* _Problem details_
Determine the number of lines where "Simpler" occurs and reply with that number by itself.

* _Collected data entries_
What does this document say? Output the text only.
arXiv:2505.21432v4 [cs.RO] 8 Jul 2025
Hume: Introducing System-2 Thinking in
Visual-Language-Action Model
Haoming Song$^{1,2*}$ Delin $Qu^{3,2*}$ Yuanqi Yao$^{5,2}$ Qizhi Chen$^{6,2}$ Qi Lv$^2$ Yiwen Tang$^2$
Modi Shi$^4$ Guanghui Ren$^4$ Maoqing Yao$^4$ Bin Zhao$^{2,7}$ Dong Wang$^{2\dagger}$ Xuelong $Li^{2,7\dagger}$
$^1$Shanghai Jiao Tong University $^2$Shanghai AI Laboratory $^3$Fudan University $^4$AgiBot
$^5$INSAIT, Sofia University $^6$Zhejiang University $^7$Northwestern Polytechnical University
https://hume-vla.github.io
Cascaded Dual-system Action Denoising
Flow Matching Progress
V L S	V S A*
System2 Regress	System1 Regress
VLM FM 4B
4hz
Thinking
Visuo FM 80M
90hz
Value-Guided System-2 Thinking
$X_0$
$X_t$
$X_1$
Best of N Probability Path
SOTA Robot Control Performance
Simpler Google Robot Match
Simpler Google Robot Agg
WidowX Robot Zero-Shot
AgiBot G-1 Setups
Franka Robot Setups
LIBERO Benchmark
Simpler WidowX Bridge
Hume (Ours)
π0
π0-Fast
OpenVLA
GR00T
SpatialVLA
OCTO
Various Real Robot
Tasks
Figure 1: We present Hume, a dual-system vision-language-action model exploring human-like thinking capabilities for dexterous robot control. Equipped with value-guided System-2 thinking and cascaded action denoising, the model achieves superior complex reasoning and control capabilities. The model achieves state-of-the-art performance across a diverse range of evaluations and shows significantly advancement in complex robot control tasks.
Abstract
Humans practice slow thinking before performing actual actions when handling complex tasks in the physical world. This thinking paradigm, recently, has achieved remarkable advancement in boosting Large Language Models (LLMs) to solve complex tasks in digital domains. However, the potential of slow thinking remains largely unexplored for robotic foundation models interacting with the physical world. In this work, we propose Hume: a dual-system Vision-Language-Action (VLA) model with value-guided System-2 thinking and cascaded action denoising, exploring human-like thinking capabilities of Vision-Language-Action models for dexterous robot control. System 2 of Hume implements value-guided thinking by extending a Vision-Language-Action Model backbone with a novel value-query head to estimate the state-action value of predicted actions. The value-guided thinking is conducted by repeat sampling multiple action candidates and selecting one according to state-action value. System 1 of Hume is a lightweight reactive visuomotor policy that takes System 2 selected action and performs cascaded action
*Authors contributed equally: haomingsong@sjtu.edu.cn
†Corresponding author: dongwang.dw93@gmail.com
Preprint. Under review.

* _Result below_
3